■ SHORT EXERCISE
Omit all pictures and give the records below again exactly as written.
* * * * * * * * *
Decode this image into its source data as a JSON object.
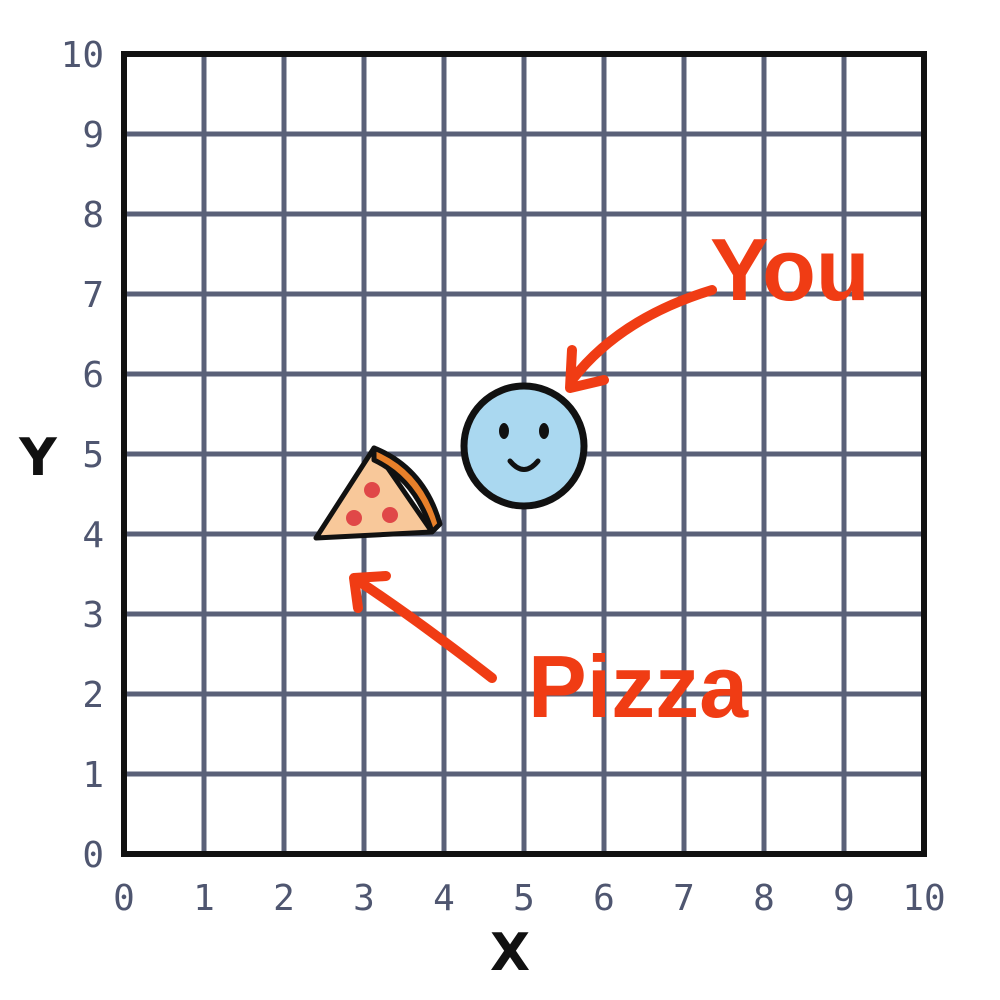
{
  "axes": {
    "x_label": "X",
    "y_label": "Y",
    "x_range": [
      0,
      10
    ],
    "y_range": [
      0,
      10
    ],
    "x_ticks": [
      "0",
      "1",
      "2",
      "3",
      "4",
      "5",
      "6",
      "7",
      "8",
      "9",
      "10"
    ],
    "y_ticks": [
      "0",
      "1",
      "2",
      "3",
      "4",
      "5",
      "6",
      "7",
      "8",
      "9",
      "10"
    ],
    "grid": true
  },
  "markers": [
    {
      "id": "you",
      "icon": "smiley-face-icon",
      "x": 5,
      "y": 5.1,
      "label": "You"
    },
    {
      "id": "pizza",
      "icon": "pizza-slice-icon",
      "x": 3.2,
      "y": 4.2,
      "label": "Pizza"
    }
  ],
  "colors": {
    "grid": "#5a6178",
    "frame": "#111111",
    "callout": "#f03c14",
    "face_fill": "#aad8f0",
    "crust": "#e8802a",
    "pizza_fill": "#f8c89a",
    "pepperoni": "#e04848"
  }
}
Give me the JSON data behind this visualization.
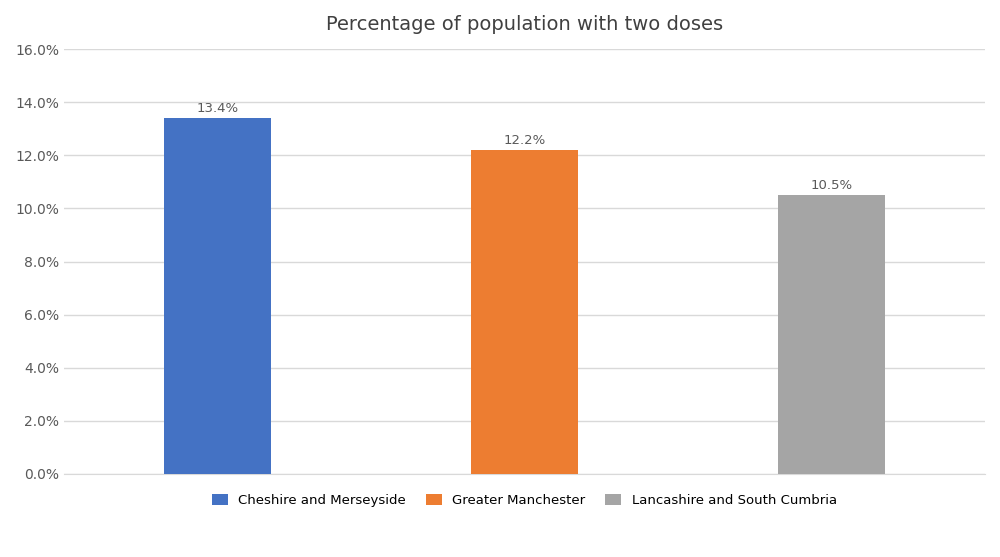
{
  "title": "Percentage of population with two doses",
  "categories": [
    "Cheshire and Merseyside",
    "Greater Manchester",
    "Lancashire and South Cumbria"
  ],
  "values": [
    13.4,
    12.2,
    10.5
  ],
  "bar_colors": [
    "#4472C4",
    "#ED7D31",
    "#A5A5A5"
  ],
  "ylim": [
    0,
    16.0
  ],
  "yticks": [
    0,
    2,
    4,
    6,
    8,
    10,
    12,
    14,
    16
  ],
  "ytick_labels": [
    "0.0%",
    "2.0%",
    "4.0%",
    "6.0%",
    "8.0%",
    "10.0%",
    "12.0%",
    "14.0%",
    "16.0%"
  ],
  "bar_labels": [
    "13.4%",
    "12.2%",
    "10.5%"
  ],
  "legend_labels": [
    "Cheshire and Merseyside",
    "Greater Manchester",
    "Lancashire and South Cumbria"
  ],
  "background_color": "#FFFFFF",
  "grid_color": "#D9D9D9",
  "title_fontsize": 14,
  "label_fontsize": 9.5,
  "tick_fontsize": 10,
  "legend_fontsize": 9.5,
  "bar_width": 0.35,
  "xlim": [
    -0.5,
    2.5
  ]
}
* * * * * * * * *
■ WRITTEN SOLUTION
Decode this image into its source data as a JSON object.
{
  "axes": {
    "x_label": "X",
    "y_label": "Y",
    "x_range": [
      0,
      10
    ],
    "y_range": [
      0,
      10
    ],
    "x_ticks": [
      "0",
      "1",
      "2",
      "3",
      "4",
      "5",
      "6",
      "7",
      "8",
      "9",
      "10"
    ],
    "y_ticks": [
      "0",
      "1",
      "2",
      "3",
      "4",
      "5",
      "6",
      "7",
      "8",
      "9",
      "10"
    ],
    "grid": true
  },
  "markers": [
    {
      "id": "you",
      "icon": "smiley-face-icon",
      "x": 5,
      "y": 5.1,
      "label": "You"
    },
    {
      "id": "pizza",
      "icon": "pizza-slice-icon",
      "x": 3.2,
      "y": 4.2,
      "label": "Pizza"
    }
  ],
  "colors": {
    "grid": "#5a6178",
    "frame": "#111111",
    "callout": "#f03c14",
    "face_fill": "#aad8f0",
    "crust": "#e8802a",
    "pizza_fill": "#f8c89a",
    "pepperoni": "#e04848"
  }
}
Give me the JSON data behind this visualization.
{
  "title": "Percentage of population with two doses",
  "categories": [
    "Cheshire and Merseyside",
    "Greater Manchester",
    "Lancashire and South Cumbria"
  ],
  "values": [
    13.4,
    12.2,
    10.5
  ],
  "bar_colors": [
    "#4472C4",
    "#ED7D31",
    "#A5A5A5"
  ],
  "ylim": [
    0,
    16.0
  ],
  "yticks": [
    0,
    2,
    4,
    6,
    8,
    10,
    12,
    14,
    16
  ],
  "ytick_labels": [
    "0.0%",
    "2.0%",
    "4.0%",
    "6.0%",
    "8.0%",
    "10.0%",
    "12.0%",
    "14.0%",
    "16.0%"
  ],
  "bar_labels": [
    "13.4%",
    "12.2%",
    "10.5%"
  ],
  "legend_labels": [
    "Cheshire and Merseyside",
    "Greater Manchester",
    "Lancashire and South Cumbria"
  ],
  "background_color": "#FFFFFF",
  "grid_color": "#D9D9D9",
  "title_fontsize": 14,
  "label_fontsize": 9.5,
  "tick_fontsize": 10,
  "legend_fontsize": 9.5,
  "bar_width": 0.35,
  "xlim": [
    -0.5,
    2.5
  ]
}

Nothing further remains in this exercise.